• WRITTEN INSTRUCTION
Please list all lines of the material below in which the string "text" occurs.

* start RECORDS *

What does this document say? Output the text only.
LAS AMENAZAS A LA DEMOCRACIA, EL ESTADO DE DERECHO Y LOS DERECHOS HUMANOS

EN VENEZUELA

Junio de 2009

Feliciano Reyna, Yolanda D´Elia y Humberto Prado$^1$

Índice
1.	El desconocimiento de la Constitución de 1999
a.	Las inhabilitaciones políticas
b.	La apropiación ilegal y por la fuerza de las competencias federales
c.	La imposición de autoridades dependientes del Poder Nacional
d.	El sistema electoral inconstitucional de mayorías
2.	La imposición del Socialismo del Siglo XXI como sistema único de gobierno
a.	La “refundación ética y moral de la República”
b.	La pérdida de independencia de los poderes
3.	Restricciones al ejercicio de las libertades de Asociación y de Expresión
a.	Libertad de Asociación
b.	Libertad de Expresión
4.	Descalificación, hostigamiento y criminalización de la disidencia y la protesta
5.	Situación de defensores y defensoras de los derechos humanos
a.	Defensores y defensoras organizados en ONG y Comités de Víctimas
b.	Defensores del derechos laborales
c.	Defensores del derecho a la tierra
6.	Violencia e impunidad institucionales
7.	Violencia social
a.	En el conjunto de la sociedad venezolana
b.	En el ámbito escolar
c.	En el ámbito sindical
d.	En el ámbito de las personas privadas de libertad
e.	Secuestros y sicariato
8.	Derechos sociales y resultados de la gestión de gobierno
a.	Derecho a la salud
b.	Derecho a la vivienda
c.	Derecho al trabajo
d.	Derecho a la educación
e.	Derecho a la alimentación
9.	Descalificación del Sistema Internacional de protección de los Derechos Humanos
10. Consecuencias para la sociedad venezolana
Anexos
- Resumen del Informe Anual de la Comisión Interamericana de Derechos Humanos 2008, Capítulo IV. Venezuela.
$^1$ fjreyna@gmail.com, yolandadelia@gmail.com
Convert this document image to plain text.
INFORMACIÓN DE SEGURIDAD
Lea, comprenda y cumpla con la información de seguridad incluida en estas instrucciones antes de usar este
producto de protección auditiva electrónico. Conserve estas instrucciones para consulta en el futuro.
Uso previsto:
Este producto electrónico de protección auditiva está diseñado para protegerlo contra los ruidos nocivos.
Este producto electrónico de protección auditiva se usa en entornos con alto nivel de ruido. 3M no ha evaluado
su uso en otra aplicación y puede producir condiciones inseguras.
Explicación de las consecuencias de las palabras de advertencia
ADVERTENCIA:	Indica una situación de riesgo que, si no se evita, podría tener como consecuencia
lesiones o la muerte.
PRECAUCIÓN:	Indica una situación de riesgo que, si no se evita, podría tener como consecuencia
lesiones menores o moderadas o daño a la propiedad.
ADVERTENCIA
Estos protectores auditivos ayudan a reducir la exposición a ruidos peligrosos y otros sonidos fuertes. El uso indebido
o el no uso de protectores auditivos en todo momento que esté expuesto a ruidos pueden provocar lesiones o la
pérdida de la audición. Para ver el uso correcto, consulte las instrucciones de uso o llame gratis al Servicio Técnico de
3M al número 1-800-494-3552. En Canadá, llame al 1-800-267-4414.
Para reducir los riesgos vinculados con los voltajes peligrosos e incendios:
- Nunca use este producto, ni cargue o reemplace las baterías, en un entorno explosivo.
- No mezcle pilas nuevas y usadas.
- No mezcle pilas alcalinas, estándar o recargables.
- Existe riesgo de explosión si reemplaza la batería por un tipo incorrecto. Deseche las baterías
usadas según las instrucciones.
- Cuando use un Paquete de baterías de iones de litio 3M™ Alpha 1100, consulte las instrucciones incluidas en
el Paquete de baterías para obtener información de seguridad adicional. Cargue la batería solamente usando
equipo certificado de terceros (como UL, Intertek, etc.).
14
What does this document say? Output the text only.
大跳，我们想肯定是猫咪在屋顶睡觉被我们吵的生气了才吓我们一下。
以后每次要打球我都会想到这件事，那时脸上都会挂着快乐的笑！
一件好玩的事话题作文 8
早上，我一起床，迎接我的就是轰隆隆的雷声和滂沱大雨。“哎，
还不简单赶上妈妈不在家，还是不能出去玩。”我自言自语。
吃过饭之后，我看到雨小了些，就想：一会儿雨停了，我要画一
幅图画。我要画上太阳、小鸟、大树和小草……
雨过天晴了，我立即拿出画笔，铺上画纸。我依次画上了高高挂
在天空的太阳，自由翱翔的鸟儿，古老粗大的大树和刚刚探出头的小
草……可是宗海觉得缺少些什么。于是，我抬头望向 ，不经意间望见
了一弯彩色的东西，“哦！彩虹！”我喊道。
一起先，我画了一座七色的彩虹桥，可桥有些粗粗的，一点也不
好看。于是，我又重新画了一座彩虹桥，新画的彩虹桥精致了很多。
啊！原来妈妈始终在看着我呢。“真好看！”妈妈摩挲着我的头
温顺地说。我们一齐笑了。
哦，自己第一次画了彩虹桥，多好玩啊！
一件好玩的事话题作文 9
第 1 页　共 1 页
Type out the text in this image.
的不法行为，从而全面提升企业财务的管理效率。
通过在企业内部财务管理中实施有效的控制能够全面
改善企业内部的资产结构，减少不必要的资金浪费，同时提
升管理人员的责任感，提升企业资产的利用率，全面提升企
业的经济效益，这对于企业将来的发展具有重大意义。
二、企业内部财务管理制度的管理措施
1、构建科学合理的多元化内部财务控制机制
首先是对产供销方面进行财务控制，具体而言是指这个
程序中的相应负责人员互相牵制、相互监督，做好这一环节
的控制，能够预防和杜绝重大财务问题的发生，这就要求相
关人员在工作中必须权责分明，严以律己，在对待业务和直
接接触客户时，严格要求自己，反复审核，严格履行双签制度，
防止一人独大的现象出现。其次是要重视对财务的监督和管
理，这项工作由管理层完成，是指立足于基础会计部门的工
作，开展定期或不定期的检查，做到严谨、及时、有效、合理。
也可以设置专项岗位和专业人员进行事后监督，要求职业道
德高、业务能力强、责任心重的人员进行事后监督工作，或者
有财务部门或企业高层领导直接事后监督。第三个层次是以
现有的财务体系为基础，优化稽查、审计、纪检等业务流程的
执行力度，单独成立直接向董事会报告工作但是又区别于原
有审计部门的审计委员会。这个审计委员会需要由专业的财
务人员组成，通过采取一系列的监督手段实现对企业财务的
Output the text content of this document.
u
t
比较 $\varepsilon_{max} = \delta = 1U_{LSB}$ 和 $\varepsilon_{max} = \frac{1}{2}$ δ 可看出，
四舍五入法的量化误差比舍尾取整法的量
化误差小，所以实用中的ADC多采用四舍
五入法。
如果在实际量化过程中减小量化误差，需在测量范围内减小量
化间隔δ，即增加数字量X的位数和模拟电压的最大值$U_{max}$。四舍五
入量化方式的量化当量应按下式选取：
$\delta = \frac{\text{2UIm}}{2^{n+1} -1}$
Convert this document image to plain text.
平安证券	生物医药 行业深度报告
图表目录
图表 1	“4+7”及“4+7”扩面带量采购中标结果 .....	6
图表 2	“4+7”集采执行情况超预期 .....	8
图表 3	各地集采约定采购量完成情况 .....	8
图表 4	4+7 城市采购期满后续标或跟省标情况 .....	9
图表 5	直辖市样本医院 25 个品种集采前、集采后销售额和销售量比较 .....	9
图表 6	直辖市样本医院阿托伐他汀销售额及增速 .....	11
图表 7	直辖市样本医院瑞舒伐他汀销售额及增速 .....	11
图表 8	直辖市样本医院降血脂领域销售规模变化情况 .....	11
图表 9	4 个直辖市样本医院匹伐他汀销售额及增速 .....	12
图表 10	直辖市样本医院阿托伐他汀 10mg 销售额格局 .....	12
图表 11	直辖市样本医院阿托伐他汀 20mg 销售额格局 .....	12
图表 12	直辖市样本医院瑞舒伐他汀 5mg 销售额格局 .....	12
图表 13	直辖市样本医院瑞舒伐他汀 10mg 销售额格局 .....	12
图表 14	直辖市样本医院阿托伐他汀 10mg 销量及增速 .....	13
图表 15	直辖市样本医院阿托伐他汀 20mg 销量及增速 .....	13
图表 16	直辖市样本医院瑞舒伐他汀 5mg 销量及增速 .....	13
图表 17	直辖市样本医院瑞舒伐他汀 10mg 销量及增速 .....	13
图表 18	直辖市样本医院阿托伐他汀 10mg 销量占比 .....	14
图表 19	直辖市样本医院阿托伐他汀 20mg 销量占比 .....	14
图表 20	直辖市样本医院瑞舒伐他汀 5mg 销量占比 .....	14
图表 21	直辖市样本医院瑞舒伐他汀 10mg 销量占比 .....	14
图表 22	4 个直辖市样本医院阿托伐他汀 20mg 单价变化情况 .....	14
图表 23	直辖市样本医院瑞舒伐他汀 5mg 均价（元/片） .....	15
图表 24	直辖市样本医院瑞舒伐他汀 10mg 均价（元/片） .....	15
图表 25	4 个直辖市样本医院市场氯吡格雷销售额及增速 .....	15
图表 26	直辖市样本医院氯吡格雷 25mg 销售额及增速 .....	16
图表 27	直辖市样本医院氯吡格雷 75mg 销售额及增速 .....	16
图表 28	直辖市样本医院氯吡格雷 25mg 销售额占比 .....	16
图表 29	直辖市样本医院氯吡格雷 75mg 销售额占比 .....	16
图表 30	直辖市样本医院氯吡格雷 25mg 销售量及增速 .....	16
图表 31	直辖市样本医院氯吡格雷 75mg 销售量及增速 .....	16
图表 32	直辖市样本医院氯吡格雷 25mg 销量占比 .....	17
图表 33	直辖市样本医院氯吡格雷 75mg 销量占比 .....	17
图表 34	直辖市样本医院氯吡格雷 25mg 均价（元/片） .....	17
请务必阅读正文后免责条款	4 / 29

* end RECORDS *

• EXERCISE RESPONSE
What does this document say? Output the text only.
Convert this document image to plain text.
What does this document say? Output the text only.
Type out the text in this image.
Output the text content of this document.
$\delta = \frac{\text{2UIm}}{2^{n+1} -1}$
Convert this document image to plain text.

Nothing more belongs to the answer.